AIM
Restate the listing that follows word for word, without its pictures.

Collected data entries
------------

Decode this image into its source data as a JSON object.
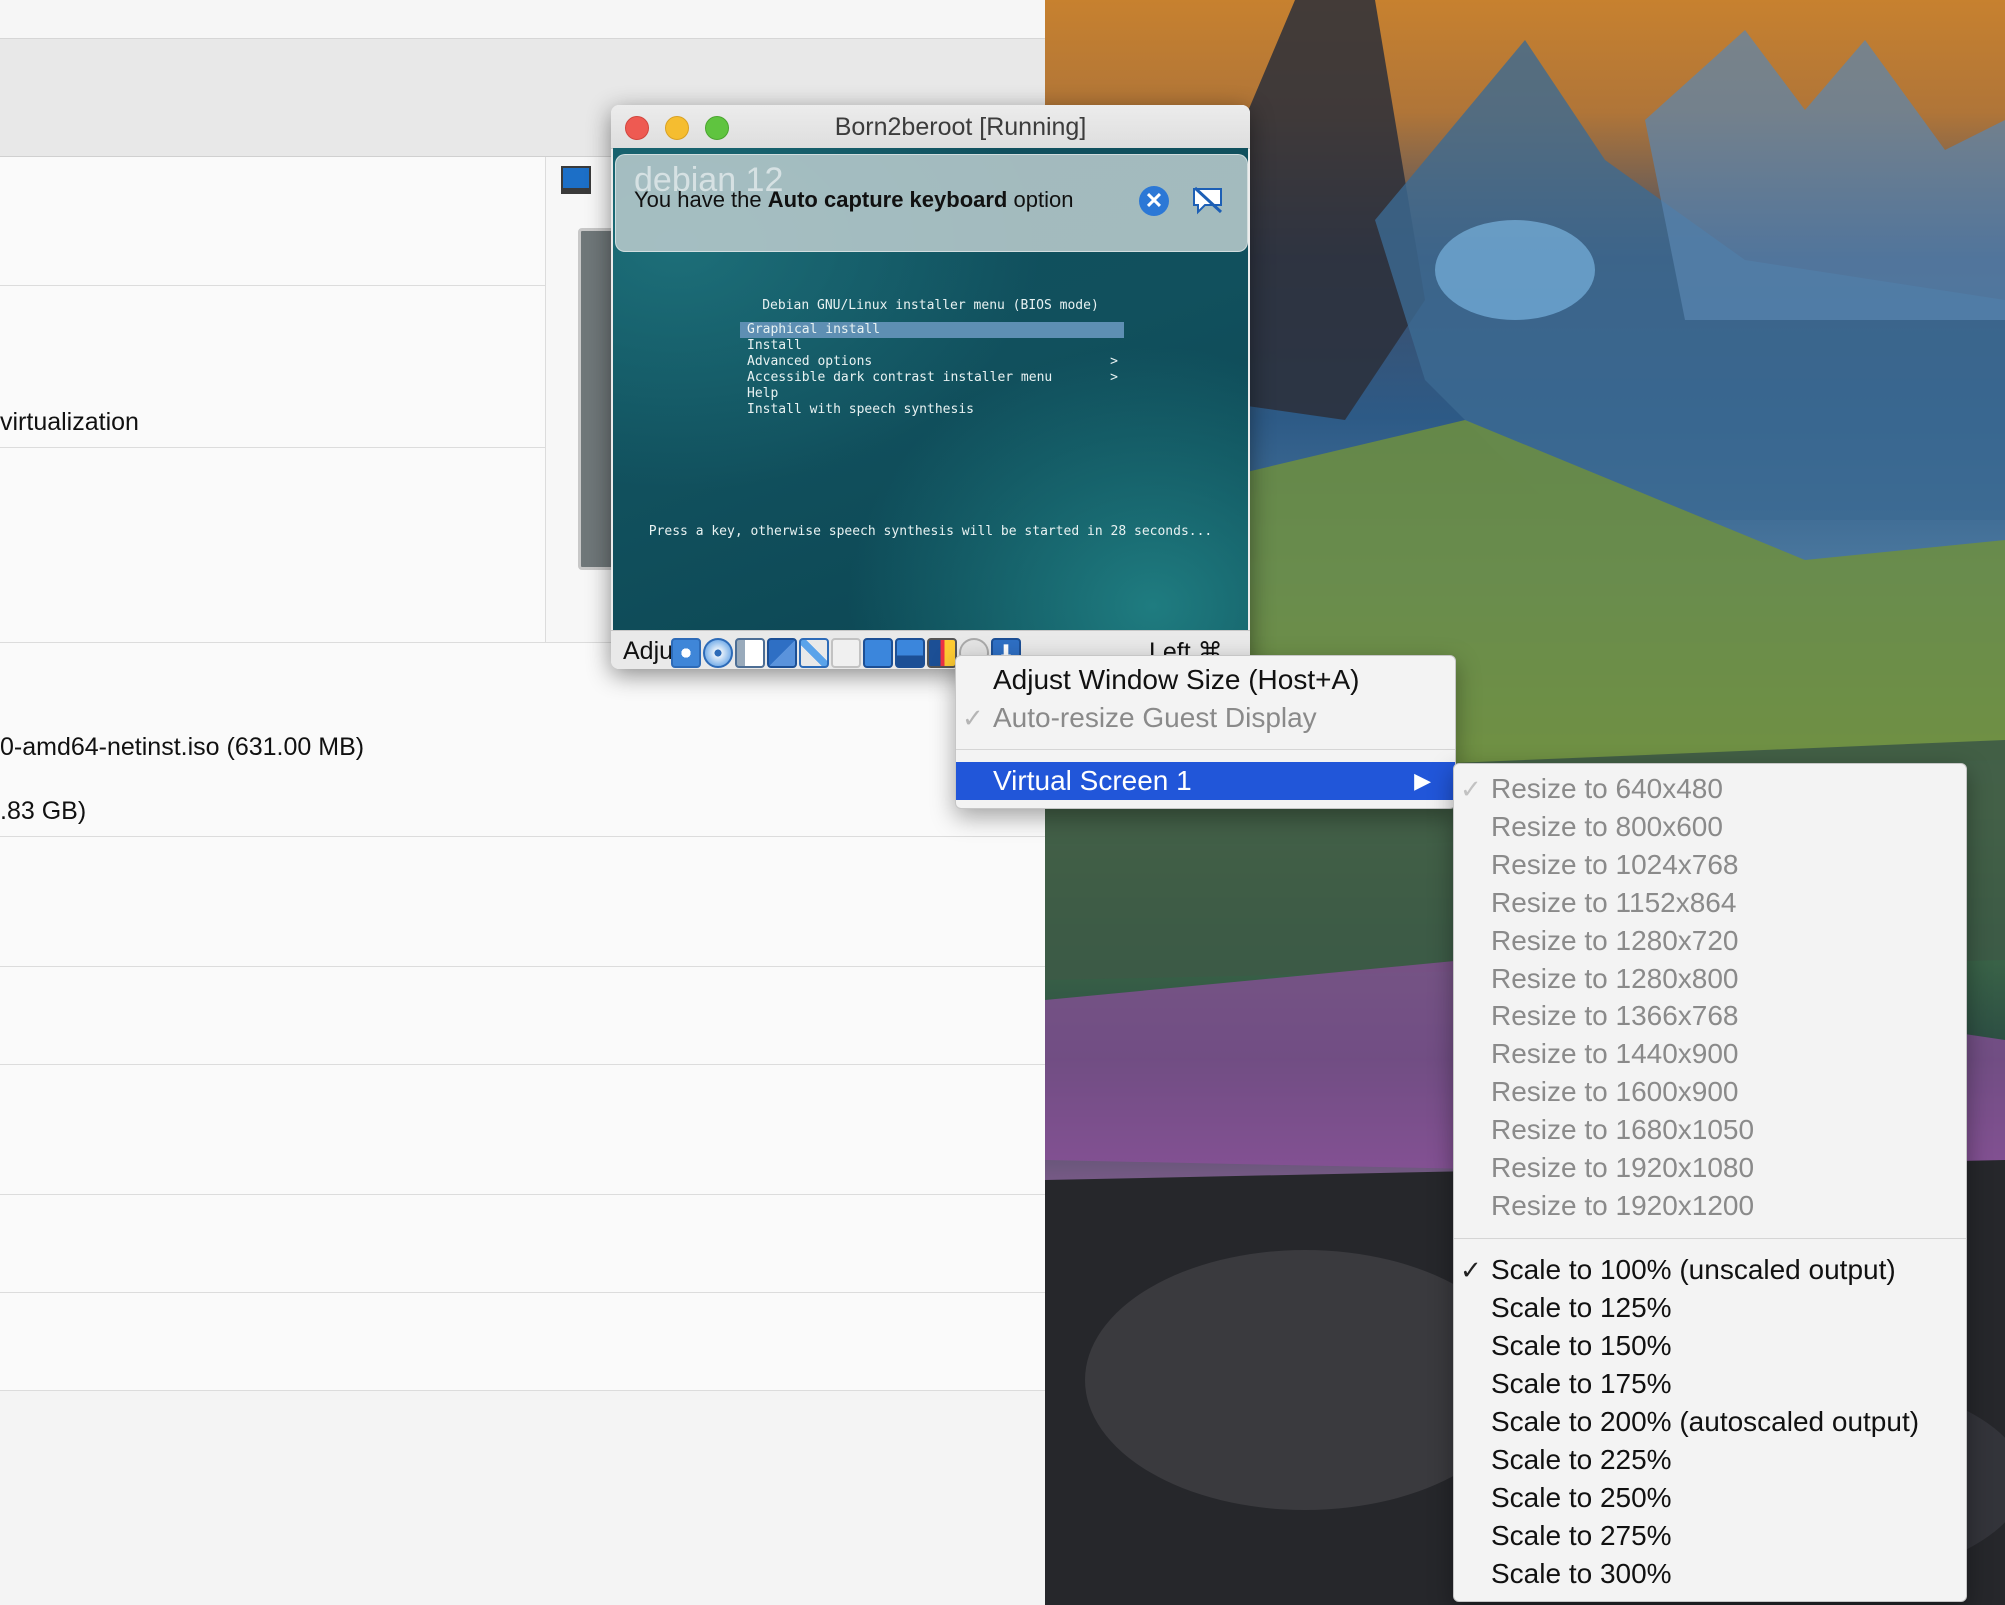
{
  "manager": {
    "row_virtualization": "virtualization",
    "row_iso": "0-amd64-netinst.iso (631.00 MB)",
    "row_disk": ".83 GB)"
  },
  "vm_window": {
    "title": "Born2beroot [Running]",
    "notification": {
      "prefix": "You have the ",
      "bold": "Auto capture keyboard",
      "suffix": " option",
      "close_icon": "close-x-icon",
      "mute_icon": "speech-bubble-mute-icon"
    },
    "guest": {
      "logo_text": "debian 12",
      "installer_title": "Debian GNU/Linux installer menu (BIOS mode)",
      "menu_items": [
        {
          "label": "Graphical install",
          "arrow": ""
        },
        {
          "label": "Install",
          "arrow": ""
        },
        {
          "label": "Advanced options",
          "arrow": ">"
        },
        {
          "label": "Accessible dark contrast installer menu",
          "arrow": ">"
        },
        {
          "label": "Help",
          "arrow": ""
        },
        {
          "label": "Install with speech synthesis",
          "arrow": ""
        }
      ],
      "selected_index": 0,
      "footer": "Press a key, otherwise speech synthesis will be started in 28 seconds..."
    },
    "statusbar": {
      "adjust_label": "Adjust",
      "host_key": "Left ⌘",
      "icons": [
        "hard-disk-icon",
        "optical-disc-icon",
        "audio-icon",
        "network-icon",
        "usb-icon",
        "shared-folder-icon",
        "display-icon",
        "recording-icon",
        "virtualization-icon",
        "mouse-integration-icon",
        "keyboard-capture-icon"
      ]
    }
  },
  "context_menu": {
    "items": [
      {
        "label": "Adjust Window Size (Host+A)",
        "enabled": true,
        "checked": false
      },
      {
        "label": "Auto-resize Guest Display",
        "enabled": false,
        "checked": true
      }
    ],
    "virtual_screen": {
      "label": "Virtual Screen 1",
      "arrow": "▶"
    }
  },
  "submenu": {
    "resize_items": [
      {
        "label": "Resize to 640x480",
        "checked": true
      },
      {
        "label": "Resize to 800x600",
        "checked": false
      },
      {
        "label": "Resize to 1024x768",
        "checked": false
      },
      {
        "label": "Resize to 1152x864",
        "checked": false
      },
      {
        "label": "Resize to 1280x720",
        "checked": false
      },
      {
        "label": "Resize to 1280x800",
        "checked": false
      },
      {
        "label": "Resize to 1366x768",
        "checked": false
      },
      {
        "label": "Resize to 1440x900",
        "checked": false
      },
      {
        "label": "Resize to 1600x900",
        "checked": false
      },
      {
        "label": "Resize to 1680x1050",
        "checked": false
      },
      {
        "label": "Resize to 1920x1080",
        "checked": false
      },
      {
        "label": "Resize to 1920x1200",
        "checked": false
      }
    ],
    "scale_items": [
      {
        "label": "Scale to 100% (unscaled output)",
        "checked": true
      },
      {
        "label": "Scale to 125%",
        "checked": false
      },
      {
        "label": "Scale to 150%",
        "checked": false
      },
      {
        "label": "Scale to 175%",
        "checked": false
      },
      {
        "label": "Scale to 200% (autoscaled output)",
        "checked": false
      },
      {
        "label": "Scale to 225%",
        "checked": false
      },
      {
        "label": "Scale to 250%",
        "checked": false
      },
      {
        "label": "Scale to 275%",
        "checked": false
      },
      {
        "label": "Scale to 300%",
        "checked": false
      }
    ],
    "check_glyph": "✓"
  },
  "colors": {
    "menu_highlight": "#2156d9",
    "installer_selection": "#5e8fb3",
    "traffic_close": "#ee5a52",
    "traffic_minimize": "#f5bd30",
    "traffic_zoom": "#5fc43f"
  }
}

------------

EXERCISE ANSWER
Decode this image into its source data as a JSON object.
{
  "manager": {
    "row_virtualization": "virtualization",
    "row_iso": "0-amd64-netinst.iso (631.00 MB)",
    "row_disk": ".83 GB)"
  },
  "vm_window": {
    "title": "Born2beroot [Running]",
    "notification": {
      "prefix": "You have the ",
      "bold": "Auto capture keyboard",
      "suffix": " option",
      "close_icon": "close-x-icon",
      "mute_icon": "speech-bubble-mute-icon"
    },
    "guest": {
      "logo_text": "debian 12",
      "installer_title": "Debian GNU/Linux installer menu (BIOS mode)",
      "menu_items": [
        {
          "label": "Graphical install",
          "arrow": ""
        },
        {
          "label": "Install",
          "arrow": ""
        },
        {
          "label": "Advanced options",
          "arrow": ">"
        },
        {
          "label": "Accessible dark contrast installer menu",
          "arrow": ">"
        },
        {
          "label": "Help",
          "arrow": ""
        },
        {
          "label": "Install with speech synthesis",
          "arrow": ""
        }
      ],
      "selected_index": 0,
      "footer": "Press a key, otherwise speech synthesis will be started in 28 seconds..."
    },
    "statusbar": {
      "adjust_label": "Adjust",
      "host_key": "Left ⌘",
      "icons": [
        "hard-disk-icon",
        "optical-disc-icon",
        "audio-icon",
        "network-icon",
        "usb-icon",
        "shared-folder-icon",
        "display-icon",
        "recording-icon",
        "virtualization-icon",
        "mouse-integration-icon",
        "keyboard-capture-icon"
      ]
    }
  },
  "context_menu": {
    "items": [
      {
        "label": "Adjust Window Size (Host+A)",
        "enabled": true,
        "checked": false
      },
      {
        "label": "Auto-resize Guest Display",
        "enabled": false,
        "checked": true
      }
    ],
    "virtual_screen": {
      "label": "Virtual Screen 1",
      "arrow": "▶"
    }
  },
  "submenu": {
    "resize_items": [
      {
        "label": "Resize to 640x480",
        "checked": true
      },
      {
        "label": "Resize to 800x600",
        "checked": false
      },
      {
        "label": "Resize to 1024x768",
        "checked": false
      },
      {
        "label": "Resize to 1152x864",
        "checked": false
      },
      {
        "label": "Resize to 1280x720",
        "checked": false
      },
      {
        "label": "Resize to 1280x800",
        "checked": false
      },
      {
        "label": "Resize to 1366x768",
        "checked": false
      },
      {
        "label": "Resize to 1440x900",
        "checked": false
      },
      {
        "label": "Resize to 1600x900",
        "checked": false
      },
      {
        "label": "Resize to 1680x1050",
        "checked": false
      },
      {
        "label": "Resize to 1920x1080",
        "checked": false
      },
      {
        "label": "Resize to 1920x1200",
        "checked": false
      }
    ],
    "scale_items": [
      {
        "label": "Scale to 100% (unscaled output)",
        "checked": true
      },
      {
        "label": "Scale to 125%",
        "checked": false
      },
      {
        "label": "Scale to 150%",
        "checked": false
      },
      {
        "label": "Scale to 175%",
        "checked": false
      },
      {
        "label": "Scale to 200% (autoscaled output)",
        "checked": false
      },
      {
        "label": "Scale to 225%",
        "checked": false
      },
      {
        "label": "Scale to 250%",
        "checked": false
      },
      {
        "label": "Scale to 275%",
        "checked": false
      },
      {
        "label": "Scale to 300%",
        "checked": false
      }
    ],
    "check_glyph": "✓"
  },
  "colors": {
    "menu_highlight": "#2156d9",
    "installer_selection": "#5e8fb3",
    "traffic_close": "#ee5a52",
    "traffic_minimize": "#f5bd30",
    "traffic_zoom": "#5fc43f"
  }
}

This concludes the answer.